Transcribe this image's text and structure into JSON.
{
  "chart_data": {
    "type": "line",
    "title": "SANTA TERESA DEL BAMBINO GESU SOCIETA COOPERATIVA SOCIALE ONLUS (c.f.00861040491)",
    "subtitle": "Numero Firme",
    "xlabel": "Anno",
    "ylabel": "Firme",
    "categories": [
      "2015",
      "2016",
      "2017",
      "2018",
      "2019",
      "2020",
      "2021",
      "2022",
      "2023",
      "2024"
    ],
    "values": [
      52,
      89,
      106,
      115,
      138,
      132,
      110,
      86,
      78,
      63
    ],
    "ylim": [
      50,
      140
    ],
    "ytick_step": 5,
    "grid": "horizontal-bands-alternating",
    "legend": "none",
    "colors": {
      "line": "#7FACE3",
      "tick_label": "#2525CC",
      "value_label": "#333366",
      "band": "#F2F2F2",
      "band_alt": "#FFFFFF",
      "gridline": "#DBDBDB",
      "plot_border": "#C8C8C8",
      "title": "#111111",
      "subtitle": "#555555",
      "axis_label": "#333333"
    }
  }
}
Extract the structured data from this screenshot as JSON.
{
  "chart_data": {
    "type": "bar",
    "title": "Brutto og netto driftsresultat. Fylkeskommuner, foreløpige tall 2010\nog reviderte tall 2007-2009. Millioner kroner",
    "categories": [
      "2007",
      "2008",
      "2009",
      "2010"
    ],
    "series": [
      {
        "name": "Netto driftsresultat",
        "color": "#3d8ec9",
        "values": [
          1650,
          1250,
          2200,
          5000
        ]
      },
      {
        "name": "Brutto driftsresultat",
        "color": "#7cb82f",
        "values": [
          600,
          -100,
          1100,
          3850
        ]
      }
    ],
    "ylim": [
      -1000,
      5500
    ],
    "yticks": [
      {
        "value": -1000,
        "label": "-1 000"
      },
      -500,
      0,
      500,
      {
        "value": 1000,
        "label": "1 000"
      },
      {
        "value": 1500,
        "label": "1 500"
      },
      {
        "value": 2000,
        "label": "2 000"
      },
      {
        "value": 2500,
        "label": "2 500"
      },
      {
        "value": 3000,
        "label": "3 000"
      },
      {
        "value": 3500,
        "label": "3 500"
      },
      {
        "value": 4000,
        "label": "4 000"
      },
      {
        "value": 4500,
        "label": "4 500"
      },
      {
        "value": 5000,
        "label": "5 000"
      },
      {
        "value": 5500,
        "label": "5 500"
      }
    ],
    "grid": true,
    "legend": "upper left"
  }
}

- _Aim of the exercise_
Take each line of the material that contains the word "JSON" and list it.

- _Output_
Transcribe this image's text and structure into JSON.
Extract the structured data from this screenshot as JSON.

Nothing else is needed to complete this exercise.